# Request
Below are some records. Say how many of their lines include the string "Battaglia", giving only the number.

# Data listing

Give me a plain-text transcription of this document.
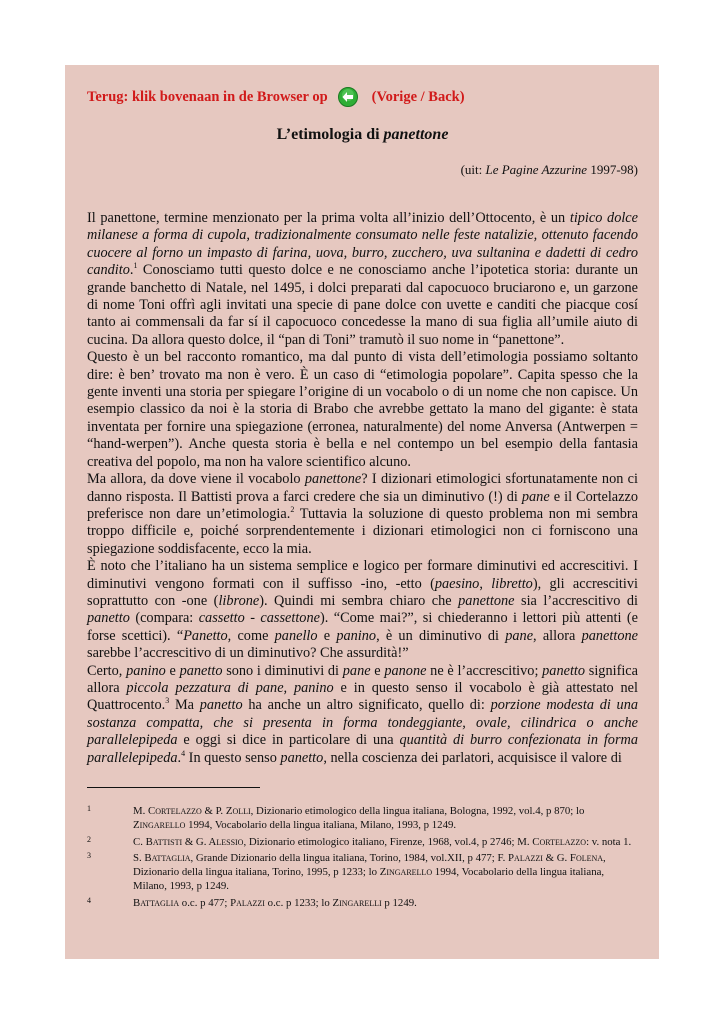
Terug: klik bovenaan in de Browser op	(Vorige / Back)
L’etimologia di panettone
(uit: Le Pagine Azzurine 1997-98)

Il panettone, termine menzionato per la prima volta all’inizio dell’Ottocento, è un tipico dolce milanese a forma di cupola, tradizionalmente consumato nelle feste natalizie, ottenuto facendo cuocere al forno un impasto di farina, uova, burro, zucchero, uva sultanina e dadetti di cedro candito.$^1$ Conosciamo tutti questo dolce e ne conosciamo anche l’ipotetica storia: durante un grande banchetto di Natale, nel 1495, i dolci preparati dal capocuoco bruciarono e, un garzone di nome Toni offrì agli invitati una specie di pane dolce con uvette e canditi che piacque cosí tanto ai commensali da far sí il capocuoco concedesse la mano di sua figlia all’umile aiuto di cucina. Da allora questo dolce, il “pan di Toni” tramutò il suo nome in “panettone”.

Questo è un bel racconto romantico, ma dal punto di vista dell’etimologia possiamo soltanto dire: è ben’ trovato ma non è vero. È un caso di “etimologia popolare”. Capita spesso che la gente inventi una storia per spiegare l’origine di un vocabolo o di un nome che non capisce. Un esempio classico da noi è la storia di Brabo che avrebbe gettato la mano del gigante: è stata inventata per fornire una spiegazione (erronea, naturalmente) del nome Anversa (Antwerpen = “hand-werpen”). Anche questa storia è bella e nel contempo un bel esempio della fantasia creativa del popolo, ma non ha valore scientifico alcuno.

Ma allora, da dove viene il vocabolo panettone? I dizionari etimologici sfortunatamente non ci danno risposta. Il Battisti prova a farci credere che sia un diminutivo (!) di pane e il Cortelazzo preferisce non dare un’etimologia.$^2$ Tuttavia la soluzione di questo problema non mi sembra troppo difficile e, poiché sorprendentemente i dizionari etimologici non ci forniscono una spiegazione soddisfacente, ecco la mia.

È noto che l’italiano ha un sistema semplice e logico per formare diminutivi ed accrescitivi. I diminutivi vengono formati con il suffisso -ino, -etto (paesino, libretto), gli accrescitivi soprattutto con -one (librone). Quindi mi sembra chiaro che panettone sia l’accrescitivo di panetto (compara: cassetto - cassettone). “Come mai?”, si chiederanno i lettori più attenti (e forse scettici). “Panetto, come panello e panino, è un diminutivo di pane, allora panettone sarebbe l’accrescitivo di un diminutivo? Che assurdità!”

Certo, panino e panetto sono i diminutivi di pane e panone ne è l’accrescitivo; panetto significa allora piccola pezzatura di pane, panino e in questo senso il vocabolo è già attestato nel Quattrocento.$^3$ Ma panetto ha anche un altro significato, quello di: porzione modesta di una sostanza compatta, che si presenta in forma tondeggiante, ovale, cilindrica o anche parallelepipeda e oggi si dice in particolare di una quantità di burro confezionata in forma parallelepipeda.$^4$ In questo senso panetto, nella coscienza dei parlatori, acquisisce il valore di

1	M. Cortelazzo & P. Zolli, Dizionario etimologico della lingua italiana, Bologna, 1992, vol.4, p 870; lo Zingarello 1994, Vocabolario della lingua italiana, Milano, 1993, p 1249.
2	C. Battisti & G. Alessio, Dizionario etimologico italiano, Firenze, 1968, vol.4, p 2746; M. Cortelazzo: v. nota 1.
3	S. Battaglia, Grande Dizionario della lingua italiana, Torino, 1984, vol.XII, p 477; F. Palazzi & G. Folena, Dizionario della lingua italiana, Torino, 1995, p 1233; lo Zingarello 1994, Vocabolario della lingua italiana, Milano, 1993, p 1249.
4	Battaglia o.c. p 477; Palazzi o.c. p 1233; lo Zingarelli p 1249.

# Worked answer
2